Find every line with the word "Indeks" and report how many there are, without any other text.
* Start *
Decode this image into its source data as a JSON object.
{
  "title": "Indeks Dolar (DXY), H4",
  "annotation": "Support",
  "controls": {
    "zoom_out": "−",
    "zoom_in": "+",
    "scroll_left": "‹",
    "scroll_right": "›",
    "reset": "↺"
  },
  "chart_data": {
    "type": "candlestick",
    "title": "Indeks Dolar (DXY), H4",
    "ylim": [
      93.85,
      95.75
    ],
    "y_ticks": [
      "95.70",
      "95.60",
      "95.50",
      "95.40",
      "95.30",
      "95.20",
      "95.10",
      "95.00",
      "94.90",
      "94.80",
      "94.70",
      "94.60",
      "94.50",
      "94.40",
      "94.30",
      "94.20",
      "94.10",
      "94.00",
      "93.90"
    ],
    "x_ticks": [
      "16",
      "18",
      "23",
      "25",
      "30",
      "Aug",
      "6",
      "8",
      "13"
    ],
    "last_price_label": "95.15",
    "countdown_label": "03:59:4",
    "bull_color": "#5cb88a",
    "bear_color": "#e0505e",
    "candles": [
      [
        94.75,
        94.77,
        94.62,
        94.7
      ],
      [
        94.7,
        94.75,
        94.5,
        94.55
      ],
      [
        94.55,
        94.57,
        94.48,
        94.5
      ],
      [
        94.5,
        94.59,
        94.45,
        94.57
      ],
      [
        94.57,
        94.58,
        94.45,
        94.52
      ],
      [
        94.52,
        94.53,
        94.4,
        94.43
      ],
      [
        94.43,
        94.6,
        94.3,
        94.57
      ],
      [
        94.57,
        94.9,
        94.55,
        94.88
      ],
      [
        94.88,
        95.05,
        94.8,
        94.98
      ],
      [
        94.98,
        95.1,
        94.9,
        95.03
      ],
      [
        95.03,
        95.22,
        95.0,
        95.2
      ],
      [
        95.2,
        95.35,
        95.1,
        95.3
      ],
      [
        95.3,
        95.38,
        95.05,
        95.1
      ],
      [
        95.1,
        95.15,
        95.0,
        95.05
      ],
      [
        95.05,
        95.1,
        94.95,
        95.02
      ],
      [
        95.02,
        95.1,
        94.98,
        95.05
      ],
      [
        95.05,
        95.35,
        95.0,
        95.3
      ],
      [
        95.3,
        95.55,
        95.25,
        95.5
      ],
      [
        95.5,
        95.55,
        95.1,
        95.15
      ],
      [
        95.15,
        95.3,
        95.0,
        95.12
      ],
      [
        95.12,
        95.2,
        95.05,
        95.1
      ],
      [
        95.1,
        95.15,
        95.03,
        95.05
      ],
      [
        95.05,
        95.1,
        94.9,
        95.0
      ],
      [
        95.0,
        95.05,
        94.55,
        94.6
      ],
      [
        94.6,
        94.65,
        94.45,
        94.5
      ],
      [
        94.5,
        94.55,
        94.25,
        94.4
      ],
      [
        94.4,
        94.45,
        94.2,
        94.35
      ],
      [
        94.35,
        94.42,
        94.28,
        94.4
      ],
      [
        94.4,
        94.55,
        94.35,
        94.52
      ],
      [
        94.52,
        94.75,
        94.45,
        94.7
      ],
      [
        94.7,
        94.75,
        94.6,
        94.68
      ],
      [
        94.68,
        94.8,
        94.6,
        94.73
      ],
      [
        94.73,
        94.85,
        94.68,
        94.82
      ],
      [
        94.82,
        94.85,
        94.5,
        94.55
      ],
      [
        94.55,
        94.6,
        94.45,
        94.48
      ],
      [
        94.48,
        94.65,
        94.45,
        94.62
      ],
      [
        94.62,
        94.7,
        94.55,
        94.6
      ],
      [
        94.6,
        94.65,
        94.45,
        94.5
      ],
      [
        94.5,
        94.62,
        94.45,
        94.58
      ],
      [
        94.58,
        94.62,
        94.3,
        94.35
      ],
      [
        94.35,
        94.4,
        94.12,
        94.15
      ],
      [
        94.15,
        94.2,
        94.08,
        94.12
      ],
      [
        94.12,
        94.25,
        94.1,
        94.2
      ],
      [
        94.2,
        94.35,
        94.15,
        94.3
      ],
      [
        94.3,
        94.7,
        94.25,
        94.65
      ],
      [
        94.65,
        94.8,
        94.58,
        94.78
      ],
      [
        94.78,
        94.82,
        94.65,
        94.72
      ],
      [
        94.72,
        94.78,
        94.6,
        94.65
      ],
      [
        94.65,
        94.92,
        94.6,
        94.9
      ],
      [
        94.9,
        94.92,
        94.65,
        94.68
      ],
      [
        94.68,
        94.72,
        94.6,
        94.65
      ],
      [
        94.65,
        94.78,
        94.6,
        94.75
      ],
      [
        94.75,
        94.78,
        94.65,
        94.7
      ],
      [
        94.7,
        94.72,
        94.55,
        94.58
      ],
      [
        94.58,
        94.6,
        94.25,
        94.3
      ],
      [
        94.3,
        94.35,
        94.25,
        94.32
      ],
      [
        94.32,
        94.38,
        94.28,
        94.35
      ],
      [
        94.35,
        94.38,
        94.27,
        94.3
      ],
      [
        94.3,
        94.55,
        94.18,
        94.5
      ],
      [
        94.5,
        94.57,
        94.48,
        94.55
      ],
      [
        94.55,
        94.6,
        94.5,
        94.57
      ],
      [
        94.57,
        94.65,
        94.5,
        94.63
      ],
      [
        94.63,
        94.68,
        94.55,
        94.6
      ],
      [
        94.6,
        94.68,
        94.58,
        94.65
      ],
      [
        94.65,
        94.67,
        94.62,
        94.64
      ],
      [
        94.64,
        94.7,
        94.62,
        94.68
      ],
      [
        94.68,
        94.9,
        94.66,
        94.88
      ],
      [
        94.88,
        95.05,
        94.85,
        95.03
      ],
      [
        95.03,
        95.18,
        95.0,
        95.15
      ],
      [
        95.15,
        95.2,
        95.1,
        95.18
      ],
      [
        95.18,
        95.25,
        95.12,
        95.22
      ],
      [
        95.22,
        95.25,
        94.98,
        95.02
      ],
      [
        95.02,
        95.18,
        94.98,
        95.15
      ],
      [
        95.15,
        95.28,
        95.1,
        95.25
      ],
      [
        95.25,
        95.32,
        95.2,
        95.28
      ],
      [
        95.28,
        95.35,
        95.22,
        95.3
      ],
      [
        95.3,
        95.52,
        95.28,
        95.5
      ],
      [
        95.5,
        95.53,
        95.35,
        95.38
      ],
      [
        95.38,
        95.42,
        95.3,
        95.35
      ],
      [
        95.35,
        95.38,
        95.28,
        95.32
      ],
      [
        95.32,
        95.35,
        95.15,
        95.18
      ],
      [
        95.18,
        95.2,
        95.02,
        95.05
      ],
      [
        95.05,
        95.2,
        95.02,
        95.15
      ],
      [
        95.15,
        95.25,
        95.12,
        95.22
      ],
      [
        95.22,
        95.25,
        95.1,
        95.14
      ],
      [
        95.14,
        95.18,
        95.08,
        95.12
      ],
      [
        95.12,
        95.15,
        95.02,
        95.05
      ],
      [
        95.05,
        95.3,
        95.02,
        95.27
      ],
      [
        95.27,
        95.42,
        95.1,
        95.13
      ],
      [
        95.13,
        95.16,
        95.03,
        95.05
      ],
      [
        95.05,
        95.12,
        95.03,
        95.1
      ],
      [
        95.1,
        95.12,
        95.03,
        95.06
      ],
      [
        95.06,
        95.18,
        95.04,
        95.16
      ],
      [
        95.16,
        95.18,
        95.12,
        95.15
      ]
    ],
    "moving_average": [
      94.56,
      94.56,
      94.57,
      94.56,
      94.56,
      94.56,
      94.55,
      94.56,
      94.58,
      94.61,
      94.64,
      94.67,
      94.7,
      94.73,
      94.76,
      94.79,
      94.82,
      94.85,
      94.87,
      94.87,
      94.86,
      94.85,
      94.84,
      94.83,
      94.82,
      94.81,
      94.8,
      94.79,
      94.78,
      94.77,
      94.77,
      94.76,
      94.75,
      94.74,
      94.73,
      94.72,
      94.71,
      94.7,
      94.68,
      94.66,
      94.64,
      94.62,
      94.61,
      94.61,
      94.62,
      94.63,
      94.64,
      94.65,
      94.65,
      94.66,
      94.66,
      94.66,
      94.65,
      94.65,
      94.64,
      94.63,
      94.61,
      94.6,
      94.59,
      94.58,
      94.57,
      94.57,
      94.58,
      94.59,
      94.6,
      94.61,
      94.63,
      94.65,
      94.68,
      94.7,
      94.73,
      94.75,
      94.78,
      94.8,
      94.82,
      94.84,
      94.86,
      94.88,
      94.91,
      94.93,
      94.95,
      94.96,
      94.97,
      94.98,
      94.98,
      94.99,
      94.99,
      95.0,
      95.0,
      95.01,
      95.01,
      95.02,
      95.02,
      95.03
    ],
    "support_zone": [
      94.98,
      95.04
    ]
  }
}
* End *
◆ **Written reply**
2